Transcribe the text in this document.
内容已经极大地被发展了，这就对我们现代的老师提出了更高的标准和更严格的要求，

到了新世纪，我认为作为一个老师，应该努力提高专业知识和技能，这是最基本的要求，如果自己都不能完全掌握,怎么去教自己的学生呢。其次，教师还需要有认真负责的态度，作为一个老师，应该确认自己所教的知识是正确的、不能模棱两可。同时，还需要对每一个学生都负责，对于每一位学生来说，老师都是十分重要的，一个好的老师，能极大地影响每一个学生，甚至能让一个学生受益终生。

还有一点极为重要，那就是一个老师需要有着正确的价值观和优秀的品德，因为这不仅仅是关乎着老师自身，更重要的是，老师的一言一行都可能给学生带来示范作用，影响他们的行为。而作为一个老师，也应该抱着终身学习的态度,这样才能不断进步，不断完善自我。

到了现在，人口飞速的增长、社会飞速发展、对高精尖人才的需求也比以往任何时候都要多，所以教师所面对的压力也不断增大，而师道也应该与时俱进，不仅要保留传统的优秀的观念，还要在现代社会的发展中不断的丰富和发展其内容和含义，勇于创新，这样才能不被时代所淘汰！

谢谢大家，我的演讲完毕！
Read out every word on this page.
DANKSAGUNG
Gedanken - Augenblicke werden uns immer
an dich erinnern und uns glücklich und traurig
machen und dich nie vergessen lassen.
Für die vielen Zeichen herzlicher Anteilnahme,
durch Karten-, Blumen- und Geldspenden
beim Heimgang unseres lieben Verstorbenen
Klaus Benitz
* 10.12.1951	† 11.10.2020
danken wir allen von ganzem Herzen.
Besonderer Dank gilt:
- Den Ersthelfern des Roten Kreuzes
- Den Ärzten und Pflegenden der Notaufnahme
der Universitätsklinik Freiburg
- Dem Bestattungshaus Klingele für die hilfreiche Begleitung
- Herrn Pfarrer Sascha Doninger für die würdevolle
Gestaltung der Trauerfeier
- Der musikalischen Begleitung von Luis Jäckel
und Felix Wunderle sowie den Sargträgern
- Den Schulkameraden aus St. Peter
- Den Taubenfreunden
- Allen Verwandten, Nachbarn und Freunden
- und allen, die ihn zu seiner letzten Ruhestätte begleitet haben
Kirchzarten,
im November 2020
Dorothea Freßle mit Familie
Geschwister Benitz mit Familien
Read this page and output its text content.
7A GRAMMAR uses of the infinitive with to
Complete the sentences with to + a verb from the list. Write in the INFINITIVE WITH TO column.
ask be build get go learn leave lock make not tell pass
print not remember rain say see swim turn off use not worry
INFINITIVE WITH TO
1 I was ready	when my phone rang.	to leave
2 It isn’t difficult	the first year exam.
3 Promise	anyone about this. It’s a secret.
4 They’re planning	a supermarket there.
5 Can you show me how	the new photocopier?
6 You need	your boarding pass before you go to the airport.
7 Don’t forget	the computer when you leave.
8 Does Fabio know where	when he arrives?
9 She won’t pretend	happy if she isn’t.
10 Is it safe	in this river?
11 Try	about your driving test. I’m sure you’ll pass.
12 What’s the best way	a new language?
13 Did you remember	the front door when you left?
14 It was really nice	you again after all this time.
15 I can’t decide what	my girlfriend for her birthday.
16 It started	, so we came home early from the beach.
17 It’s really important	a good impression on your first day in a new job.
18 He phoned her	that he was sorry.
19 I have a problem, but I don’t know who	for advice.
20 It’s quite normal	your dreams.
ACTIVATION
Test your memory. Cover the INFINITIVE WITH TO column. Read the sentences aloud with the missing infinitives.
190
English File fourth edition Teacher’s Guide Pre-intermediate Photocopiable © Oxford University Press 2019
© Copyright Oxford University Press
◆ ◆ ◆ ◆
Task brief: Please list every line of the records that contains "Oxford".

Task answer:
English File fourth edition Teacher’s Guide Pre-intermediate Photocopiable © Oxford University Press 2019
© Copyright Oxford University Press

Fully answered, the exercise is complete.